# [Task statement]
Reproduce the material below with "printer-icon" swapped for "print-icon" everywhere it occurs, leaving everything else as it is.

# [Extracted data]
● ● ● ●

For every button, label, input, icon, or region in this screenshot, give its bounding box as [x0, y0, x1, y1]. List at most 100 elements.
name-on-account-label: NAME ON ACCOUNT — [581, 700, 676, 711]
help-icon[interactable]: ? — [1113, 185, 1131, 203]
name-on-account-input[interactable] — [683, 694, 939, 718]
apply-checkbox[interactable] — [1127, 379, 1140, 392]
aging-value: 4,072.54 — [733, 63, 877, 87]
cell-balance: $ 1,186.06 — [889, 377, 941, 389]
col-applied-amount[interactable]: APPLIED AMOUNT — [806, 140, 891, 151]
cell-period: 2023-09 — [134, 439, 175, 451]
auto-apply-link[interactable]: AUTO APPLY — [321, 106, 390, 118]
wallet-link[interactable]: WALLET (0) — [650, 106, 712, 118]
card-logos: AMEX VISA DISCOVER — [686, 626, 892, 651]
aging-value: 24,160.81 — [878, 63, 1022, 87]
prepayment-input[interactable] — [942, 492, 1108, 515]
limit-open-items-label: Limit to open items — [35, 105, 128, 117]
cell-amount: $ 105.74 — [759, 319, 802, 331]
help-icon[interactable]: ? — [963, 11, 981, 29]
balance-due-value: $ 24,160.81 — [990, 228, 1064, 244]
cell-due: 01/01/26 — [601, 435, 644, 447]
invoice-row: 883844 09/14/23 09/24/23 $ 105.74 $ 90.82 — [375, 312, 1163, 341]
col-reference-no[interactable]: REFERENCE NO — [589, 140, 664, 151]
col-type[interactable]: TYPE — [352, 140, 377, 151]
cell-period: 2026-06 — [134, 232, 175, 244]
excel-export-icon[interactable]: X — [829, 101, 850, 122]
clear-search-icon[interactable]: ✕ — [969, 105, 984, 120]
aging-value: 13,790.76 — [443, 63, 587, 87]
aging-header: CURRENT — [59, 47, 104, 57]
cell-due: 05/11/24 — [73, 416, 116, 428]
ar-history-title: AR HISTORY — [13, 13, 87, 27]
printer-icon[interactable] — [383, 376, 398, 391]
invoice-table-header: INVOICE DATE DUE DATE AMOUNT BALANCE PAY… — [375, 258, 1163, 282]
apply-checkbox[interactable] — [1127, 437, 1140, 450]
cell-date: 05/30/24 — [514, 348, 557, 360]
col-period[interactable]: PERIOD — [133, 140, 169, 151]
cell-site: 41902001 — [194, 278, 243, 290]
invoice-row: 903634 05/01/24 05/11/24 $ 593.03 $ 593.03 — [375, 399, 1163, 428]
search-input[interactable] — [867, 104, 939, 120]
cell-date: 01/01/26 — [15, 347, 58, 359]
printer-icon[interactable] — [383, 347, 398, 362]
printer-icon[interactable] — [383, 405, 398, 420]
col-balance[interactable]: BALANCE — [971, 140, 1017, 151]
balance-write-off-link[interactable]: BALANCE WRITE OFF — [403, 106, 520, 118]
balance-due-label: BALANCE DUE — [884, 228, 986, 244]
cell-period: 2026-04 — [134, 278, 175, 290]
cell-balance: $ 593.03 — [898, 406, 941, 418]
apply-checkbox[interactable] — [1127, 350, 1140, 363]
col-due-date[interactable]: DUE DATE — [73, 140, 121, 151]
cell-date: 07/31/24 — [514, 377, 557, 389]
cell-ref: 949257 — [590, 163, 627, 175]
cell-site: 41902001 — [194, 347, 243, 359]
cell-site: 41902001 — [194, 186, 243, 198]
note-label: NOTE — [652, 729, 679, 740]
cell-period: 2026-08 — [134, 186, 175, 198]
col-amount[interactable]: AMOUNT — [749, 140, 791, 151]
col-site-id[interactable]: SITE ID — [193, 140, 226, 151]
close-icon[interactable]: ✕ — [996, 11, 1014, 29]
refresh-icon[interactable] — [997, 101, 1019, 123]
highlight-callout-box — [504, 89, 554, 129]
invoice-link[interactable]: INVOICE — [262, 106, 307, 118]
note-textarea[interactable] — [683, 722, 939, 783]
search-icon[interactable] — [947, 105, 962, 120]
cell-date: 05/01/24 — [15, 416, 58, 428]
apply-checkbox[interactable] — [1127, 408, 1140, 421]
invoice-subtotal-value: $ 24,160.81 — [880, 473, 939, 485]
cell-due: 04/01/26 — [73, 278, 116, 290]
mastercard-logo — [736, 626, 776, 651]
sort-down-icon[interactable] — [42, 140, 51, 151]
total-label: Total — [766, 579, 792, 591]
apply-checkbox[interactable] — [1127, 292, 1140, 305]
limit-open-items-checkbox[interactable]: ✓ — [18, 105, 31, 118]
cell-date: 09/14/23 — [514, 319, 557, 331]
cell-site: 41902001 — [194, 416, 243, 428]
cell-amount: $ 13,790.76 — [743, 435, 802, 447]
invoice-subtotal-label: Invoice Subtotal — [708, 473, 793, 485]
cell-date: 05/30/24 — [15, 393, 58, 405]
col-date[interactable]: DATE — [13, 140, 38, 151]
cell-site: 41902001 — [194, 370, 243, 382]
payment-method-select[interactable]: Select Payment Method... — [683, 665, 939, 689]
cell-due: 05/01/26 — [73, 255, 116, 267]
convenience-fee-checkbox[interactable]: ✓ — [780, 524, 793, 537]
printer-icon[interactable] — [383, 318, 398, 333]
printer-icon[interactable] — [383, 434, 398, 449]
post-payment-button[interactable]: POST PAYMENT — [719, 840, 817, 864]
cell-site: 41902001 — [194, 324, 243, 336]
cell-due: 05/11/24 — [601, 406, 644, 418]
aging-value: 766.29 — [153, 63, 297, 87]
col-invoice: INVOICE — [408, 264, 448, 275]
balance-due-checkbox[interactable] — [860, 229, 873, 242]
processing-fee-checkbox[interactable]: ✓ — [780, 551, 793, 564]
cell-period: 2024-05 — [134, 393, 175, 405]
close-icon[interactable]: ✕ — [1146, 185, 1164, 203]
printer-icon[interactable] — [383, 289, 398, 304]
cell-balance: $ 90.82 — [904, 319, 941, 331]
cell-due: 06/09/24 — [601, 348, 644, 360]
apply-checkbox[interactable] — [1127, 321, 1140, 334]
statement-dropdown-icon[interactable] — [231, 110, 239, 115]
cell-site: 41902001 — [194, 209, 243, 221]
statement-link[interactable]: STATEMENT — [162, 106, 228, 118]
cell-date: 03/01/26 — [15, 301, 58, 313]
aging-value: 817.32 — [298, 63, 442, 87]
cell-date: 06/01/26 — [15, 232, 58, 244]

● ● ● ●

# [Exercise response]
For every button, label, input, icon, or region in this screenshot, give its bounding box as [x0, y0, x1, y1]. List at most 100 elements.
name-on-account-label: NAME ON ACCOUNT — [581, 700, 676, 711]
help-icon[interactable]: ? — [1113, 185, 1131, 203]
name-on-account-input[interactable] — [683, 694, 939, 718]
apply-checkbox[interactable] — [1127, 379, 1140, 392]
aging-value: 4,072.54 — [733, 63, 877, 87]
cell-balance: $ 1,186.06 — [889, 377, 941, 389]
col-applied-amount[interactable]: APPLIED AMOUNT — [806, 140, 891, 151]
cell-period: 2023-09 — [134, 439, 175, 451]
auto-apply-link[interactable]: AUTO APPLY — [321, 106, 390, 118]
wallet-link[interactable]: WALLET (0) — [650, 106, 712, 118]
card-logos: AMEX VISA DISCOVER — [686, 626, 892, 651]
aging-value: 24,160.81 — [878, 63, 1022, 87]
prepayment-input[interactable] — [942, 492, 1108, 515]
limit-open-items-label: Limit to open items — [35, 105, 128, 117]
cell-amount: $ 105.74 — [759, 319, 802, 331]
help-icon[interactable]: ? — [963, 11, 981, 29]
balance-due-value: $ 24,160.81 — [990, 228, 1064, 244]
cell-due: 01/01/26 — [601, 435, 644, 447]
invoice-row: 883844 09/14/23 09/24/23 $ 105.74 $ 90.82 — [375, 312, 1163, 341]
col-reference-no[interactable]: REFERENCE NO — [589, 140, 664, 151]
col-type[interactable]: TYPE — [352, 140, 377, 151]
cell-period: 2026-06 — [134, 232, 175, 244]
excel-export-icon[interactable]: X — [829, 101, 850, 122]
clear-search-icon[interactable]: ✕ — [969, 105, 984, 120]
aging-value: 13,790.76 — [443, 63, 587, 87]
aging-header: CURRENT — [59, 47, 104, 57]
cell-due: 05/11/24 — [73, 416, 116, 428]
ar-history-title: AR HISTORY — [13, 13, 87, 27]
print-icon[interactable] — [383, 376, 398, 391]
invoice-table-header: INVOICE DATE DUE DATE AMOUNT BALANCE PAY… — [375, 258, 1163, 282]
apply-checkbox[interactable] — [1127, 437, 1140, 450]
cell-date: 05/30/24 — [514, 348, 557, 360]
col-period[interactable]: PERIOD — [133, 140, 169, 151]
cell-site: 41902001 — [194, 278, 243, 290]
invoice-row: 903634 05/01/24 05/11/24 $ 593.03 $ 593.03 — [375, 399, 1163, 428]
search-input[interactable] — [867, 104, 939, 120]
cell-date: 01/01/26 — [15, 347, 58, 359]
print-icon[interactable] — [383, 347, 398, 362]
print-icon[interactable] — [383, 405, 398, 420]
col-balance[interactable]: BALANCE — [971, 140, 1017, 151]
balance-write-off-link[interactable]: BALANCE WRITE OFF — [403, 106, 520, 118]
balance-due-label: BALANCE DUE — [884, 228, 986, 244]
cell-period: 2026-04 — [134, 278, 175, 290]
cell-balance: $ 593.03 — [898, 406, 941, 418]
apply-checkbox[interactable] — [1127, 350, 1140, 363]
col-due-date[interactable]: DUE DATE — [73, 140, 121, 151]
cell-date: 07/31/24 — [514, 377, 557, 389]
cell-ref: 949257 — [590, 163, 627, 175]
cell-site: 41902001 — [194, 347, 243, 359]
cell-site: 41902001 — [194, 186, 243, 198]
note-label: NOTE — [652, 729, 679, 740]
cell-period: 2026-08 — [134, 186, 175, 198]
col-amount[interactable]: AMOUNT — [749, 140, 791, 151]
col-site-id[interactable]: SITE ID — [193, 140, 226, 151]
close-icon[interactable]: ✕ — [996, 11, 1014, 29]
refresh-icon[interactable] — [997, 101, 1019, 123]
highlight-callout-box — [504, 89, 554, 129]
invoice-link[interactable]: INVOICE — [262, 106, 307, 118]
note-textarea[interactable] — [683, 722, 939, 783]
search-icon[interactable] — [947, 105, 962, 120]
cell-date: 05/01/24 — [15, 416, 58, 428]
apply-checkbox[interactable] — [1127, 408, 1140, 421]
invoice-subtotal-value: $ 24,160.81 — [880, 473, 939, 485]
cell-due: 04/01/26 — [73, 278, 116, 290]
mastercard-logo — [736, 626, 776, 651]
sort-down-icon[interactable] — [42, 140, 51, 151]
total-label: Total — [766, 579, 792, 591]
apply-checkbox[interactable] — [1127, 292, 1140, 305]
limit-open-items-checkbox[interactable]: ✓ — [18, 105, 31, 118]
cell-date: 09/14/23 — [514, 319, 557, 331]
cell-site: 41902001 — [194, 416, 243, 428]
cell-amount: $ 13,790.76 — [743, 435, 802, 447]
invoice-subtotal-label: Invoice Subtotal — [708, 473, 793, 485]
cell-date: 05/30/24 — [15, 393, 58, 405]
col-date[interactable]: DATE — [13, 140, 38, 151]
cell-site: 41902001 — [194, 370, 243, 382]
payment-method-select[interactable]: Select Payment Method... — [683, 665, 939, 689]
cell-due: 05/01/26 — [73, 255, 116, 267]
convenience-fee-checkbox[interactable]: ✓ — [780, 524, 793, 537]
print-icon[interactable] — [383, 318, 398, 333]
print-icon[interactable] — [383, 434, 398, 449]
post-payment-button[interactable]: POST PAYMENT — [719, 840, 817, 864]
cell-site: 41902001 — [194, 324, 243, 336]
cell-due: 05/11/24 — [601, 406, 644, 418]
aging-value: 766.29 — [153, 63, 297, 87]
col-invoice: INVOICE — [408, 264, 448, 275]
balance-due-checkbox[interactable] — [860, 229, 873, 242]
processing-fee-checkbox[interactable]: ✓ — [780, 551, 793, 564]
cell-period: 2024-05 — [134, 393, 175, 405]
close-icon[interactable]: ✕ — [1146, 185, 1164, 203]
print-icon[interactable] — [383, 289, 398, 304]
cell-balance: $ 90.82 — [904, 319, 941, 331]
cell-due: 06/09/24 — [601, 348, 644, 360]
apply-checkbox[interactable] — [1127, 321, 1140, 334]
statement-dropdown-icon[interactable] — [231, 110, 239, 115]
cell-site: 41902001 — [194, 209, 243, 221]
statement-link[interactable]: STATEMENT — [162, 106, 228, 118]
cell-date: 03/01/26 — [15, 301, 58, 313]
aging-value: 817.32 — [298, 63, 442, 87]
cell-date: 06/01/26 — [15, 232, 58, 244]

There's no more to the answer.